→ EXERCISE INSTRUCTIONS
Write out the data below again, replacing "caret-icon" with "chevron-icon" everywhere it appears. Change nothing else.
-- Begin DATASET CONTENT --
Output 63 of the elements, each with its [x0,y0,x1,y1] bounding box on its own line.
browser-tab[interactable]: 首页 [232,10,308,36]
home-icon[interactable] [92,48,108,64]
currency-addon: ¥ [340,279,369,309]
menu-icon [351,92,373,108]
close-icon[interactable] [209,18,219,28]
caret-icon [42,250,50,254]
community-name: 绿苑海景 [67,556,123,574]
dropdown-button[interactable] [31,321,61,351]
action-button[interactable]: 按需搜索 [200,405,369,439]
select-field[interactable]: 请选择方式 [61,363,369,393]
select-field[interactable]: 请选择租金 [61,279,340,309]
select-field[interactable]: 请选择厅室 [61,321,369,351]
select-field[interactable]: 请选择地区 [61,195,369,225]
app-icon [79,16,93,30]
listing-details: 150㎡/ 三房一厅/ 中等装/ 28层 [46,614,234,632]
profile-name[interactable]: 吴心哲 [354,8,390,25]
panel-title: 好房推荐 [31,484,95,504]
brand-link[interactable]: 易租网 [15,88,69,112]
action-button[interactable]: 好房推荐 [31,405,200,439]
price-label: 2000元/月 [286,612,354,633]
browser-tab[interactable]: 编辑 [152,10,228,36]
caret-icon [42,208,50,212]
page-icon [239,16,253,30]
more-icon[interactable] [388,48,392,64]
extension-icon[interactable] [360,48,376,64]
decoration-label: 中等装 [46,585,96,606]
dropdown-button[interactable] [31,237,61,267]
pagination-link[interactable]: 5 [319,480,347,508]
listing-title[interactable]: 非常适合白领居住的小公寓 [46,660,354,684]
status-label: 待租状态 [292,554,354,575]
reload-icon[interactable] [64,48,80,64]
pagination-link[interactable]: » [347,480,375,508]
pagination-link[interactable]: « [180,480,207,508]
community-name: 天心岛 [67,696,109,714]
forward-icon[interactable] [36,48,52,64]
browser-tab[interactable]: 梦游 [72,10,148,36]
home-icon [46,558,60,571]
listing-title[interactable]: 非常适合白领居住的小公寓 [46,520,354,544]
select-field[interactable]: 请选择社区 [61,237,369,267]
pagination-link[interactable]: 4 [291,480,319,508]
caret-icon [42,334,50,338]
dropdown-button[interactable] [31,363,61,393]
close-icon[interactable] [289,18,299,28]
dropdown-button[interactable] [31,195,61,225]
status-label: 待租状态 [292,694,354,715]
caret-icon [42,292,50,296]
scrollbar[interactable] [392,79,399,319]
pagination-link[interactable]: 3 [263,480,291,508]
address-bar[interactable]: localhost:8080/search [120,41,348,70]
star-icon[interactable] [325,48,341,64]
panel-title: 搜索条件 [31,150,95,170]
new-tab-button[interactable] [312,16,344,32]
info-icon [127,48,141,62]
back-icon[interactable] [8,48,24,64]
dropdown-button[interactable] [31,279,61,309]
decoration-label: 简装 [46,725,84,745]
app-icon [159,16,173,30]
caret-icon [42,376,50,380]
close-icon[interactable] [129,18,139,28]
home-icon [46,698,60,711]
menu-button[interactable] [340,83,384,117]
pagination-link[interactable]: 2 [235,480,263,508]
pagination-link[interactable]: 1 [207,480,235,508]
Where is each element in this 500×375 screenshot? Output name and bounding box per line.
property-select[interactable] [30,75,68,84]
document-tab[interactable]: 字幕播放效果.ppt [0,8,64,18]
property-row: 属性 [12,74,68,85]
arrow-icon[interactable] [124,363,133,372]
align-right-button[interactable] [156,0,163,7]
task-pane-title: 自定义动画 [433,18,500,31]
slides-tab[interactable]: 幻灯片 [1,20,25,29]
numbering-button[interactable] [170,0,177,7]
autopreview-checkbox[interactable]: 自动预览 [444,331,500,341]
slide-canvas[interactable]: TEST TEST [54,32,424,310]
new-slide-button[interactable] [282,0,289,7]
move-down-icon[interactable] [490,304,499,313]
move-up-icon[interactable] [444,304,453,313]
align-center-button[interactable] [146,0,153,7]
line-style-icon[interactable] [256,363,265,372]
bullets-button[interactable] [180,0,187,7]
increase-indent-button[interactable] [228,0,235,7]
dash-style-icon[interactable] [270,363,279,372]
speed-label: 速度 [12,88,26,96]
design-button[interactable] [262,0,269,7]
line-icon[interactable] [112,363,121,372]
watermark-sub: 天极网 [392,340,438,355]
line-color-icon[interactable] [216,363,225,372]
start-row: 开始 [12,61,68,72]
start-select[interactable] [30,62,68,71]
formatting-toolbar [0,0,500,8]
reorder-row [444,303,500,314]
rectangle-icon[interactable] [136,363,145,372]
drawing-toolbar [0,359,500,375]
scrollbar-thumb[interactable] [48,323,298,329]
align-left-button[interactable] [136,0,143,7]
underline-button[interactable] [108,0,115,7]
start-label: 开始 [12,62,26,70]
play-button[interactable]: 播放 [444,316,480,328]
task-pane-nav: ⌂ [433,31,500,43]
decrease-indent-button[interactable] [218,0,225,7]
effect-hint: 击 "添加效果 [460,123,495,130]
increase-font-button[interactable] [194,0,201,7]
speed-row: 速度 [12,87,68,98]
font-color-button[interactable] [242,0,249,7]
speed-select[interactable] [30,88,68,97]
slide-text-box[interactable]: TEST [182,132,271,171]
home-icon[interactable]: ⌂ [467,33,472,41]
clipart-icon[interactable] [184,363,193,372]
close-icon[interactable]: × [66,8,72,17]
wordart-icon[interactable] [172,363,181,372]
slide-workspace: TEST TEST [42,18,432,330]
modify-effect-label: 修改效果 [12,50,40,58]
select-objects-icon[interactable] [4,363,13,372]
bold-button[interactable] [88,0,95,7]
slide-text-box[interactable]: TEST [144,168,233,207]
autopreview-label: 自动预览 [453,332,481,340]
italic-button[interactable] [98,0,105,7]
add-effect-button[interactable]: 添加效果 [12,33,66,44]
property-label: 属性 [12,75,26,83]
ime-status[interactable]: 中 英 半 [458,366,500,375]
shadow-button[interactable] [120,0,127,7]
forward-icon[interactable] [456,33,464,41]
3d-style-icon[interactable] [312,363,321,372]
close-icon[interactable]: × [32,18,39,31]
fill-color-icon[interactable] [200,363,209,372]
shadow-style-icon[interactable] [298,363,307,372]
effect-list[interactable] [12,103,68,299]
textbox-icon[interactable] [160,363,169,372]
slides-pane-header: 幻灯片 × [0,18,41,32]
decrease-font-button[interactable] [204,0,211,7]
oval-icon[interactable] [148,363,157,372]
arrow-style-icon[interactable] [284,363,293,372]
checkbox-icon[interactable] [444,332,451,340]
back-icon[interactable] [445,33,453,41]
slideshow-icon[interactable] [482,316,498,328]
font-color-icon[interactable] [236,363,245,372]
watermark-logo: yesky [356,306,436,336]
-- End DATASET CONTENT --
→ RESPONSE TO THE TASK
Output 63 of the elements, each with its [x0,y0,x1,y1] bounding box on its own line.
browser-tab[interactable]: 首页 [232,10,308,36]
home-icon[interactable] [92,48,108,64]
currency-addon: ¥ [340,279,369,309]
menu-icon [351,92,373,108]
close-icon[interactable] [209,18,219,28]
chevron-icon [42,250,50,254]
community-name: 绿苑海景 [67,556,123,574]
dropdown-button[interactable] [31,321,61,351]
action-button[interactable]: 按需搜索 [200,405,369,439]
select-field[interactable]: 请选择方式 [61,363,369,393]
select-field[interactable]: 请选择租金 [61,279,340,309]
select-field[interactable]: 请选择厅室 [61,321,369,351]
select-field[interactable]: 请选择地区 [61,195,369,225]
app-icon [79,16,93,30]
listing-details: 150㎡/ 三房一厅/ 中等装/ 28层 [46,614,234,632]
profile-name[interactable]: 吴心哲 [354,8,390,25]
panel-title: 好房推荐 [31,484,95,504]
brand-link[interactable]: 易租网 [15,88,69,112]
action-button[interactable]: 好房推荐 [31,405,200,439]
price-label: 2000元/月 [286,612,354,633]
browser-tab[interactable]: 编辑 [152,10,228,36]
chevron-icon [42,208,50,212]
page-icon [239,16,253,30]
more-icon[interactable] [388,48,392,64]
extension-icon[interactable] [360,48,376,64]
decoration-label: 中等装 [46,585,96,606]
dropdown-button[interactable] [31,237,61,267]
pagination-link[interactable]: 5 [319,480,347,508]
listing-title[interactable]: 非常适合白领居住的小公寓 [46,660,354,684]
status-label: 待租状态 [292,554,354,575]
reload-icon[interactable] [64,48,80,64]
pagination-link[interactable]: » [347,480,375,508]
pagination-link[interactable]: « [180,480,207,508]
community-name: 天心岛 [67,696,109,714]
forward-icon[interactable] [36,48,52,64]
browser-tab[interactable]: 梦游 [72,10,148,36]
home-icon [46,558,60,571]
listing-title[interactable]: 非常适合白领居住的小公寓 [46,520,354,544]
select-field[interactable]: 请选择社区 [61,237,369,267]
pagination-link[interactable]: 4 [291,480,319,508]
chevron-icon [42,334,50,338]
dropdown-button[interactable] [31,363,61,393]
close-icon[interactable] [289,18,299,28]
dropdown-button[interactable] [31,195,61,225]
status-label: 待租状态 [292,694,354,715]
chevron-icon [42,292,50,296]
scrollbar[interactable] [392,79,399,319]
pagination-link[interactable]: 3 [263,480,291,508]
address-bar[interactable]: localhost:8080/search [120,41,348,70]
star-icon[interactable] [325,48,341,64]
panel-title: 搜索条件 [31,150,95,170]
new-tab-button[interactable] [312,16,344,32]
info-icon [127,48,141,62]
back-icon[interactable] [8,48,24,64]
dropdown-button[interactable] [31,279,61,309]
decoration-label: 简装 [46,725,84,745]
app-icon [159,16,173,30]
chevron-icon [42,376,50,380]
close-icon[interactable] [129,18,139,28]
home-icon [46,698,60,711]
menu-button[interactable] [340,83,384,117]
pagination-link[interactable]: 2 [235,480,263,508]
pagination-link[interactable]: 1 [207,480,235,508]
Where is each element in this 500×375 screenshot? Output name and bounding box per line.
property-select[interactable] [30,75,68,84]
document-tab[interactable]: 字幕播放效果.ppt [0,8,64,18]
property-row: 属性 [12,74,68,85]
arrow-icon[interactable] [124,363,133,372]
align-right-button[interactable] [156,0,163,7]
task-pane-title: 自定义动画 [433,18,500,31]
slides-tab[interactable]: 幻灯片 [1,20,25,29]
numbering-button[interactable] [170,0,177,7]
autopreview-checkbox[interactable]: 自动预览 [444,331,500,341]
slide-canvas[interactable]: TEST TEST [54,32,424,310]
new-slide-button[interactable] [282,0,289,7]
move-down-icon[interactable] [490,304,499,313]
move-up-icon[interactable] [444,304,453,313]
align-center-button[interactable] [146,0,153,7]
line-style-icon[interactable] [256,363,265,372]
bullets-button[interactable] [180,0,187,7]
increase-indent-button[interactable] [228,0,235,7]
dash-style-icon[interactable] [270,363,279,372]
speed-label: 速度 [12,88,26,96]
design-button[interactable] [262,0,269,7]
line-icon[interactable] [112,363,121,372]
watermark-sub: 天极网 [392,340,438,355]
line-color-icon[interactable] [216,363,225,372]
start-row: 开始 [12,61,68,72]
start-select[interactable] [30,62,68,71]
formatting-toolbar [0,0,500,8]
reorder-row [444,303,500,314]
rectangle-icon[interactable] [136,363,145,372]
drawing-toolbar [0,359,500,375]
scrollbar-thumb[interactable] [48,323,298,329]
align-left-button[interactable] [136,0,143,7]
underline-button[interactable] [108,0,115,7]
start-label: 开始 [12,62,26,70]
play-button[interactable]: 播放 [444,316,480,328]
task-pane-nav: ⌂ [433,31,500,43]
decrease-indent-button[interactable] [218,0,225,7]
effect-hint: 击 "添加效果 [460,123,495,130]
increase-font-button[interactable] [194,0,201,7]
speed-row: 速度 [12,87,68,98]
font-color-button[interactable] [242,0,249,7]
speed-select[interactable] [30,88,68,97]
slide-text-box[interactable]: TEST [182,132,271,171]
home-icon[interactable]: ⌂ [467,33,472,41]
clipart-icon[interactable] [184,363,193,372]
close-icon[interactable]: × [66,8,72,17]
wordart-icon[interactable] [172,363,181,372]
slide-workspace: TEST TEST [42,18,432,330]
modify-effect-label: 修改效果 [12,50,40,58]
select-objects-icon[interactable] [4,363,13,372]
bold-button[interactable] [88,0,95,7]
slide-text-box[interactable]: TEST [144,168,233,207]
autopreview-label: 自动预览 [453,332,481,340]
italic-button[interactable] [98,0,105,7]
add-effect-button[interactable]: 添加效果 [12,33,66,44]
property-label: 属性 [12,75,26,83]
ime-status[interactable]: 中 英 半 [458,366,500,375]
shadow-button[interactable] [120,0,127,7]
forward-icon[interactable] [456,33,464,41]
3d-style-icon[interactable] [312,363,321,372]
close-icon[interactable]: × [32,18,39,31]
fill-color-icon[interactable] [200,363,209,372]
shadow-style-icon[interactable] [298,363,307,372]
effect-list[interactable] [12,103,68,299]
textbox-icon[interactable] [160,363,169,372]
slides-pane-header: 幻灯片 × [0,18,41,32]
decrease-font-button[interactable] [204,0,211,7]
oval-icon[interactable] [148,363,157,372]
arrow-style-icon[interactable] [284,363,293,372]
checkbox-icon[interactable] [444,332,451,340]
back-icon[interactable] [445,33,453,41]
slideshow-icon[interactable] [482,316,498,328]
font-color-icon[interactable] [236,363,245,372]
watermark-logo: yesky [356,306,436,336]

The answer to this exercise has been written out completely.